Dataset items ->

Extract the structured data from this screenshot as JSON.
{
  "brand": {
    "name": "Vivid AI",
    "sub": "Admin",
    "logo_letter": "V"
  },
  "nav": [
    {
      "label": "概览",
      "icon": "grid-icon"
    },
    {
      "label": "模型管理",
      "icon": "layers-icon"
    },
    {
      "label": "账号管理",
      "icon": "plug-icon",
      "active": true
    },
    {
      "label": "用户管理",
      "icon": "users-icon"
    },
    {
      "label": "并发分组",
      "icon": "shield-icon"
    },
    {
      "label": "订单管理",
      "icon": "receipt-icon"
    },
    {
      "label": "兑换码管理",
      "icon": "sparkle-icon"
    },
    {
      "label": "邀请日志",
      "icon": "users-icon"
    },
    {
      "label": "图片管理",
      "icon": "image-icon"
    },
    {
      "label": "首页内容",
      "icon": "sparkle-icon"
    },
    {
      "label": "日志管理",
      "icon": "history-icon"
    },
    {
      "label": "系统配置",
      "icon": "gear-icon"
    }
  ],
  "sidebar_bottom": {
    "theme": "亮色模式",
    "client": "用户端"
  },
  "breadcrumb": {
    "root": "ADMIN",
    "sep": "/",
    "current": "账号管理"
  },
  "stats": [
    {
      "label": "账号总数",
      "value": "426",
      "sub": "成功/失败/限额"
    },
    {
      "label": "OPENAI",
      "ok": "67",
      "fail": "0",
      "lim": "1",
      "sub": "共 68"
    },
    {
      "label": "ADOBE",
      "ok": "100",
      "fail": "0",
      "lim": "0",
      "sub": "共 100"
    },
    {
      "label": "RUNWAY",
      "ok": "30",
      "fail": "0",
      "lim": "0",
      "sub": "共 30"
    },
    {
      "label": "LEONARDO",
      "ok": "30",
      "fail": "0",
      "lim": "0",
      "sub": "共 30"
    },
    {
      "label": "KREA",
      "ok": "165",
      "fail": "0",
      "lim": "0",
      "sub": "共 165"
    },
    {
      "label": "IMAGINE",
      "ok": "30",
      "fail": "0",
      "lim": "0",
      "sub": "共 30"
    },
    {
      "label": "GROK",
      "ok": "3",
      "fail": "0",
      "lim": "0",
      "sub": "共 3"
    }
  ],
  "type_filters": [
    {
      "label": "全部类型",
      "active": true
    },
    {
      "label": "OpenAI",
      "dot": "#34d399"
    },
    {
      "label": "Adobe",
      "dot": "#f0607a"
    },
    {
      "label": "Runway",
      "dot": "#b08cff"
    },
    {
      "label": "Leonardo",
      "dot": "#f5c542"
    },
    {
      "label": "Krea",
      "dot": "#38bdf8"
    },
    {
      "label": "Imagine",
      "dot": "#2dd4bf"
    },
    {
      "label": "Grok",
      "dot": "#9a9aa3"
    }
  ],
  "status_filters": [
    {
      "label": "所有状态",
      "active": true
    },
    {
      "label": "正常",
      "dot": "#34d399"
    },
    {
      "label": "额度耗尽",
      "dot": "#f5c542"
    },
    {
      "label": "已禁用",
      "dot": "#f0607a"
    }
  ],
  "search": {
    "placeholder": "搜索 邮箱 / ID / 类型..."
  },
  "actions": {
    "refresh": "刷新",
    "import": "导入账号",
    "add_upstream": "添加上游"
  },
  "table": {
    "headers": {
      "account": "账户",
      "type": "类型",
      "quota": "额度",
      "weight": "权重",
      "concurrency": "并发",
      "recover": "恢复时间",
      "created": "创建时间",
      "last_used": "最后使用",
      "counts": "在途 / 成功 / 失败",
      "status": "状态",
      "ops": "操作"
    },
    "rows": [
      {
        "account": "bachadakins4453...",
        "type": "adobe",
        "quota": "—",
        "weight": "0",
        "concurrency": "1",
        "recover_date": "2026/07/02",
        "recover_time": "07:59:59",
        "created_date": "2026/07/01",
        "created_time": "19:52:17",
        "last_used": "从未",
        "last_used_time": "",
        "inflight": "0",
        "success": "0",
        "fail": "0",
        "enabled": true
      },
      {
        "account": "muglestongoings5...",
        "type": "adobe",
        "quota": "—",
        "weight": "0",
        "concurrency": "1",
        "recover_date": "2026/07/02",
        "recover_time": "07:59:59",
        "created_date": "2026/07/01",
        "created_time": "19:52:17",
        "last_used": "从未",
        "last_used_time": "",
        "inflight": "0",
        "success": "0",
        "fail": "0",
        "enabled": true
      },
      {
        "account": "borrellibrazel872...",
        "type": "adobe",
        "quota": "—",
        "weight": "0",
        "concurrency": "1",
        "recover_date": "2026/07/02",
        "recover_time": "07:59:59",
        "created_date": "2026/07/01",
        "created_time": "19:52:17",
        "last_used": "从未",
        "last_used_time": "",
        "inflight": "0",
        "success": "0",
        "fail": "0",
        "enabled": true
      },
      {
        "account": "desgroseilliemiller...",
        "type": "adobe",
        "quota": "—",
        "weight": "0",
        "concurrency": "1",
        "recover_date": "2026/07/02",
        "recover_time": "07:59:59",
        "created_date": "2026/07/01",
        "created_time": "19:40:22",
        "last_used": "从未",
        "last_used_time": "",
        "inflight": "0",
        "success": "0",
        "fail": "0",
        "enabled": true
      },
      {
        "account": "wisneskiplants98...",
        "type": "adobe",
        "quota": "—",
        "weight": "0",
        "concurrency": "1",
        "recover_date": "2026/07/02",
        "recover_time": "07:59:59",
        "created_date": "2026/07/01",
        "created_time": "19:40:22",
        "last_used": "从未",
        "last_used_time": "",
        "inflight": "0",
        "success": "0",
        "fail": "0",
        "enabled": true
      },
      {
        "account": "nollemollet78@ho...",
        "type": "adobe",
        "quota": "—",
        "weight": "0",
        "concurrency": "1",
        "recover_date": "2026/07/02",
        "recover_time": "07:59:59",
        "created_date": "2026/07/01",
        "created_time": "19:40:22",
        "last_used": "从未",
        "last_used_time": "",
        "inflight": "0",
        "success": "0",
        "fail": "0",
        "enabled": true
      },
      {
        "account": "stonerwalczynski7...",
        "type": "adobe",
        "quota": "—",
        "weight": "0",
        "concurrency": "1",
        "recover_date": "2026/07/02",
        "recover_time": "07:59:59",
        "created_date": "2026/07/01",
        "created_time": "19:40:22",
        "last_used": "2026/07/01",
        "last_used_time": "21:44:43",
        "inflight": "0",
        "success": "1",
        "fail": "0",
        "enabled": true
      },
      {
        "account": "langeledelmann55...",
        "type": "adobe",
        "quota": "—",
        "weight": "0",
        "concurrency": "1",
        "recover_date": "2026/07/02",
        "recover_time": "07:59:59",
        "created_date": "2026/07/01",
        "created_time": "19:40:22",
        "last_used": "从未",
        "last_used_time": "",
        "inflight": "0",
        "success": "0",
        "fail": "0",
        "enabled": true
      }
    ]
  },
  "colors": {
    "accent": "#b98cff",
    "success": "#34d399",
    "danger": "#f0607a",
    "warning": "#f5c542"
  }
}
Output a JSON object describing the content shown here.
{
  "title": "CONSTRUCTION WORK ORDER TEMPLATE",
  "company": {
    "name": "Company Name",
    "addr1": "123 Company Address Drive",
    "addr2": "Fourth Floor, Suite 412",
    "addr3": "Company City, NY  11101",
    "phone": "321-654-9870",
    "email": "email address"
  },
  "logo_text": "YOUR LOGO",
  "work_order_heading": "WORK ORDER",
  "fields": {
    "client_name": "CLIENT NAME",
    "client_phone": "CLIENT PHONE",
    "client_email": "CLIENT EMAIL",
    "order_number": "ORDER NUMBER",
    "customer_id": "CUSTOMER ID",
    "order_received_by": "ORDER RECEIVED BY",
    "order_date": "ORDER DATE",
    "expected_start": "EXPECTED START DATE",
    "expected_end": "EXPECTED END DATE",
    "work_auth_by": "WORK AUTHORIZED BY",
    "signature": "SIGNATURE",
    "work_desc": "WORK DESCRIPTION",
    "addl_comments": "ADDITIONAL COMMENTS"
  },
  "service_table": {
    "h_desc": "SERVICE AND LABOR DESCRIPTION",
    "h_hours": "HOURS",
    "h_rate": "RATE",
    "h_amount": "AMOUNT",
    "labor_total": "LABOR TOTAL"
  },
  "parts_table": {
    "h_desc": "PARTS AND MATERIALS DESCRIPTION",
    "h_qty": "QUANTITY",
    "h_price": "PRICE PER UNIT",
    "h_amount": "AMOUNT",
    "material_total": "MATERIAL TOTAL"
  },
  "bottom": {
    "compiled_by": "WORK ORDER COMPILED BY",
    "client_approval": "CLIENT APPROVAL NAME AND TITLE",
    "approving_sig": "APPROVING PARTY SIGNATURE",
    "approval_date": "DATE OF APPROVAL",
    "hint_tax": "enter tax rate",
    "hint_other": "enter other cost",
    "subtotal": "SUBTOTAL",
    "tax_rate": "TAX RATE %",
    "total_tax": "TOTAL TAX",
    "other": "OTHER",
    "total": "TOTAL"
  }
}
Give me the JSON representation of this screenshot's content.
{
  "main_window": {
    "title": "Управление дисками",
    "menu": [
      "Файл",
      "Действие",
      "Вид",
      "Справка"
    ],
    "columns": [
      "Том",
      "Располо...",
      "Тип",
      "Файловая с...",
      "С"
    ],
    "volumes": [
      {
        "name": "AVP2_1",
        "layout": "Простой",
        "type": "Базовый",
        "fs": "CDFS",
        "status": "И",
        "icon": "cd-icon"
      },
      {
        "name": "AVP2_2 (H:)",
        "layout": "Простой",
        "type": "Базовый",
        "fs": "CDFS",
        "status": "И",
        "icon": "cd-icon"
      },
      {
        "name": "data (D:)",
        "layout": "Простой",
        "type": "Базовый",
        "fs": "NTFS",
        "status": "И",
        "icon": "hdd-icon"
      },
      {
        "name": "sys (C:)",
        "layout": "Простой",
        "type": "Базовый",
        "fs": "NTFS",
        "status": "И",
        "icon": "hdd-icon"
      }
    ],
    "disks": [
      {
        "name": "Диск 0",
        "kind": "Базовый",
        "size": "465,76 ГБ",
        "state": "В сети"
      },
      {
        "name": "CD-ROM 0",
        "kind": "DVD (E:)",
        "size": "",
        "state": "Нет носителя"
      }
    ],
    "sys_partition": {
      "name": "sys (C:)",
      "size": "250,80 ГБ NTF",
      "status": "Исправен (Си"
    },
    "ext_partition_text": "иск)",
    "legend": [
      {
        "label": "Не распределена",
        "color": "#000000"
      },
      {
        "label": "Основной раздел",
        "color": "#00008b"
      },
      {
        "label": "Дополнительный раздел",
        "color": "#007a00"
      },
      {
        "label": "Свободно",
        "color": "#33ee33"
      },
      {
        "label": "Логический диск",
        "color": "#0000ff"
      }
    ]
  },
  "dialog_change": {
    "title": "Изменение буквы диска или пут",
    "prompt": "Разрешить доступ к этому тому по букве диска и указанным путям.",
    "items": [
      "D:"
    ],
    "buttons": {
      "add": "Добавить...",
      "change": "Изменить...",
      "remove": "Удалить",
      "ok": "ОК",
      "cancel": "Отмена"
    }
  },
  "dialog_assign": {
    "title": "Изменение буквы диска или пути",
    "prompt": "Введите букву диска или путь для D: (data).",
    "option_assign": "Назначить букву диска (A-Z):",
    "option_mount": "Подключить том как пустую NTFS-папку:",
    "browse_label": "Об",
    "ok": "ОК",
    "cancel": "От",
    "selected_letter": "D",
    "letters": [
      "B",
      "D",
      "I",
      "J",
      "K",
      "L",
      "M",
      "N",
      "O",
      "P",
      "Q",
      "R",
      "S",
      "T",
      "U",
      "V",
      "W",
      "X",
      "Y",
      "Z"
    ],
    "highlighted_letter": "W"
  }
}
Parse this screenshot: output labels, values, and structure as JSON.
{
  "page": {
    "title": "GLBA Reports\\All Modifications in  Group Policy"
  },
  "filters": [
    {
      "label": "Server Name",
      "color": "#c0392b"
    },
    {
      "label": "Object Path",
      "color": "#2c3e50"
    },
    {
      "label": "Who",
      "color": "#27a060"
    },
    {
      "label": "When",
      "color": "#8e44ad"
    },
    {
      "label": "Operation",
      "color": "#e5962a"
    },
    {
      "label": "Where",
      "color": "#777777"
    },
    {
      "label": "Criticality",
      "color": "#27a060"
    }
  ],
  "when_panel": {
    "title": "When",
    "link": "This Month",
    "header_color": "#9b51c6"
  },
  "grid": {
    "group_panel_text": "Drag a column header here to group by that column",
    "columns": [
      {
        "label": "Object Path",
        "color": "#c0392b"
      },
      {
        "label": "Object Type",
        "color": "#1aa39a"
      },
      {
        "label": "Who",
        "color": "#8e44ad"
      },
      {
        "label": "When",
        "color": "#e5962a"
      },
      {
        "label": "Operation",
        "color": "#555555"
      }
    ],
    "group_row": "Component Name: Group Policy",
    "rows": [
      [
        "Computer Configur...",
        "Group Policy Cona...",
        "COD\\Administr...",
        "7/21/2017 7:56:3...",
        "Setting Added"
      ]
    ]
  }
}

Work required ->
All lines of the data above that include the word "LABOR" must be shown.

Exercise output ->
    "h_desc": "SERVICE AND LABOR DESCRIPTION",
    "labor_total": "LABOR TOTAL"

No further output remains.